--- What you have to do ---
Look through the lines below and extract each one that contains "File".

--- Dataset excerpts ---
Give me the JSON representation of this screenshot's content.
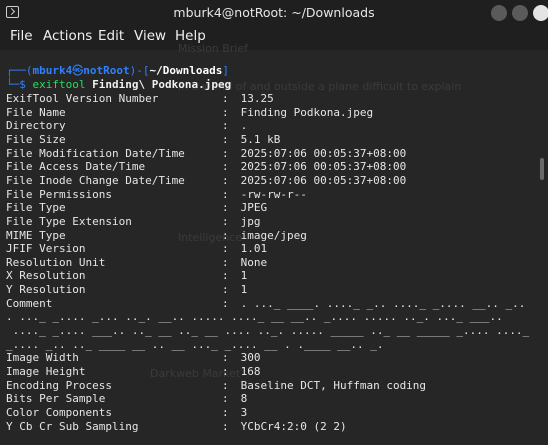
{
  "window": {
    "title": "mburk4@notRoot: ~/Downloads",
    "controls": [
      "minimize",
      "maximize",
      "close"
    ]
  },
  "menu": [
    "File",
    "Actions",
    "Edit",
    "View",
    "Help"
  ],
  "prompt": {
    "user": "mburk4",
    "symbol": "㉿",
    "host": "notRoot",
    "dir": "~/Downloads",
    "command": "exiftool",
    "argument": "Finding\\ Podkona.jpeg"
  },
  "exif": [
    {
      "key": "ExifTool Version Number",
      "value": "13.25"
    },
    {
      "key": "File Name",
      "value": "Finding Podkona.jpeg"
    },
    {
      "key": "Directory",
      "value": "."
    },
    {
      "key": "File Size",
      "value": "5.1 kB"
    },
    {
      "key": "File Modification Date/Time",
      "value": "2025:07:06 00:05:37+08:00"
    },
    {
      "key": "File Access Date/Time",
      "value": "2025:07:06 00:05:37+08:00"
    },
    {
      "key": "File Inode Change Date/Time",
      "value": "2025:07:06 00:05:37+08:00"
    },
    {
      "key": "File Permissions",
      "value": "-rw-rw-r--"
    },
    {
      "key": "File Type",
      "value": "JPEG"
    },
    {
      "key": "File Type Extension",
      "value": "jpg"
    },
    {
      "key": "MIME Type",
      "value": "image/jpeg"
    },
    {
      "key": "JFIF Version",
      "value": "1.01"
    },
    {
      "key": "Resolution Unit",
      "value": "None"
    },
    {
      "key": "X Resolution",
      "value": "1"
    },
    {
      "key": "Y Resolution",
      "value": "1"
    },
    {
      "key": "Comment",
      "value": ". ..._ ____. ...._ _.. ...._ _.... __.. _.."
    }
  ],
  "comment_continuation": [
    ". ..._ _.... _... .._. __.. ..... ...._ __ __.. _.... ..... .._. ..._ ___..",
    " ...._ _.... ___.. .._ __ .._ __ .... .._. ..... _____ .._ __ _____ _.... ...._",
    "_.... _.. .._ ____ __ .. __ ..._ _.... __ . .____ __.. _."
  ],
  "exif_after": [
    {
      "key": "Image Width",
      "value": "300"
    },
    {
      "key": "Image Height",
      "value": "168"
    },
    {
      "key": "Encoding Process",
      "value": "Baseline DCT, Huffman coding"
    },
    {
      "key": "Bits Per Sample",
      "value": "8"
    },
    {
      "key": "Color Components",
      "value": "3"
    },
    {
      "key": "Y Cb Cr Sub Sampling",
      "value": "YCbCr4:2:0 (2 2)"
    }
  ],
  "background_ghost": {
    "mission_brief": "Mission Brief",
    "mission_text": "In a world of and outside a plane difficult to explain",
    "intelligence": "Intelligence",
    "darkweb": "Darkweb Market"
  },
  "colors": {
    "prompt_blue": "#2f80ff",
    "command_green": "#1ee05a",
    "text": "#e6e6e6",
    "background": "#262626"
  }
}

--- Solution to this problem ---
    "File",
      "key": "File Name",
      "key": "File Size",
      "key": "File Modification Date/Time",
      "key": "File Access Date/Time",
      "key": "File Inode Change Date/Time",
      "key": "File Permissions",
      "key": "File Type",
      "key": "File Type Extension",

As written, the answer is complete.